--- START GIVEN DATA ---

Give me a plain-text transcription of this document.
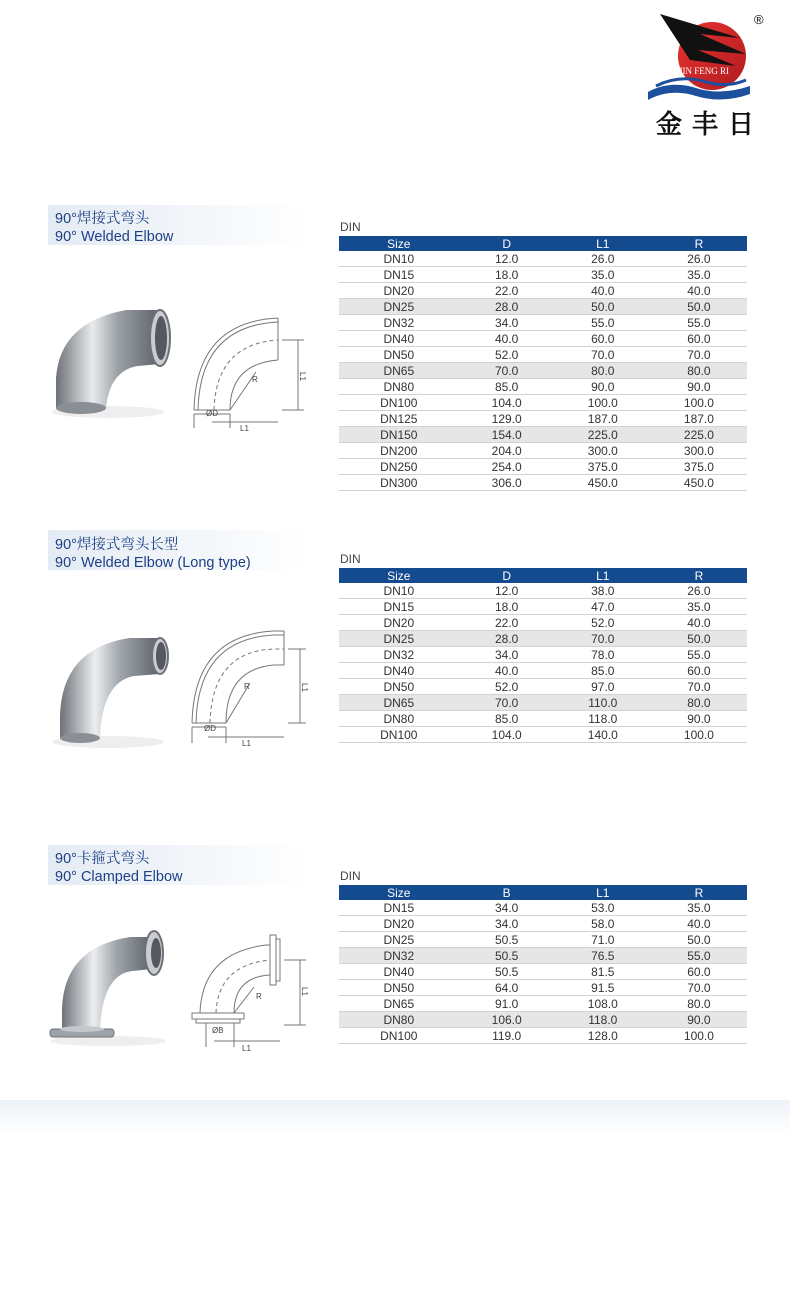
JIN FENG RI
®
金丰日
90°焊接式弯头
90° Welded Elbow
ØD
L1
L1
R
DIN
Size	D	L1	R
DN10	12.0	26.0	26.0
DN15	18.0	35.0	35.0
DN20	22.0	40.0	40.0
DN25	28.0	50.0	50.0
DN32	34.0	55.0	55.0
DN40	40.0	60.0	60.0
DN50	52.0	70.0	70.0
DN65	70.0	80.0	80.0
DN80	85.0	90.0	90.0
DN100	104.0	100.0	100.0
DN125	129.0	187.0	187.0
DN150	154.0	225.0	225.0
DN200	204.0	300.0	300.0
DN250	254.0	375.0	375.0
DN300	306.0	450.0	450.0
90°焊接式弯头长型
90° Welded Elbow (Long type)
ØD
L1
L1
R
DIN
Size	D	L1	R
DN10	12.0	38.0	26.0
DN15	18.0	47.0	35.0
DN20	22.0	52.0	40.0
DN25	28.0	70.0	50.0
DN32	34.0	78.0	55.0
DN40	40.0	85.0	60.0
DN50	52.0	97.0	70.0
DN65	70.0	110.0	80.0
DN80	85.0	118.0	90.0
DN100	104.0	140.0	100.0
90°卡箍式弯头
90° Clamped Elbow
ØB
L1
L1
R
DIN
Size	B	L1	R
DN15	34.0	53.0	35.0
DN20	34.0	58.0	40.0
DN25	50.5	71.0	50.0
DN32	50.5	76.5	55.0
DN40	50.5	81.5	60.0
DN50	64.0	91.5	70.0
DN65	91.0	108.0	80.0
DN80	106.0	118.0	90.0
DN100	119.0	128.0	100.0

--- END GIVEN DATA ---

Restate each line of the records exactly; pictures do not belong in the copy.

Give me a plain-text transcription of this document.
JIN FENG RI
®
金丰日
90°焊接式弯头
90° Welded Elbow
ØD
L1
L1
R
DIN
Size	D	L1	R
DN10	12.0	26.0	26.0
DN15	18.0	35.0	35.0
DN20	22.0	40.0	40.0
DN25	28.0	50.0	50.0
DN32	34.0	55.0	55.0
DN40	40.0	60.0	60.0
DN50	52.0	70.0	70.0
DN65	70.0	80.0	80.0
DN80	85.0	90.0	90.0
DN100	104.0	100.0	100.0
DN125	129.0	187.0	187.0
DN150	154.0	225.0	225.0
DN200	204.0	300.0	300.0
DN250	254.0	375.0	375.0
DN300	306.0	450.0	450.0
90°焊接式弯头长型
90° Welded Elbow (Long type)
ØD
L1
L1
R
DIN
Size	D	L1	R
DN10	12.0	38.0	26.0
DN15	18.0	47.0	35.0
DN20	22.0	52.0	40.0
DN25	28.0	70.0	50.0
DN32	34.0	78.0	55.0
DN40	40.0	85.0	60.0
DN50	52.0	97.0	70.0
DN65	70.0	110.0	80.0
DN80	85.0	118.0	90.0
DN100	104.0	140.0	100.0
90°卡箍式弯头
90° Clamped Elbow
ØB
L1
L1
R
DIN
Size	B	L1	R
DN15	34.0	53.0	35.0
DN20	34.0	58.0	40.0
DN25	50.5	71.0	50.0
DN32	50.5	76.5	55.0
DN40	50.5	81.5	60.0
DN50	64.0	91.5	70.0
DN65	91.0	108.0	80.0
DN80	106.0	118.0	90.0
DN100	119.0	128.0	100.0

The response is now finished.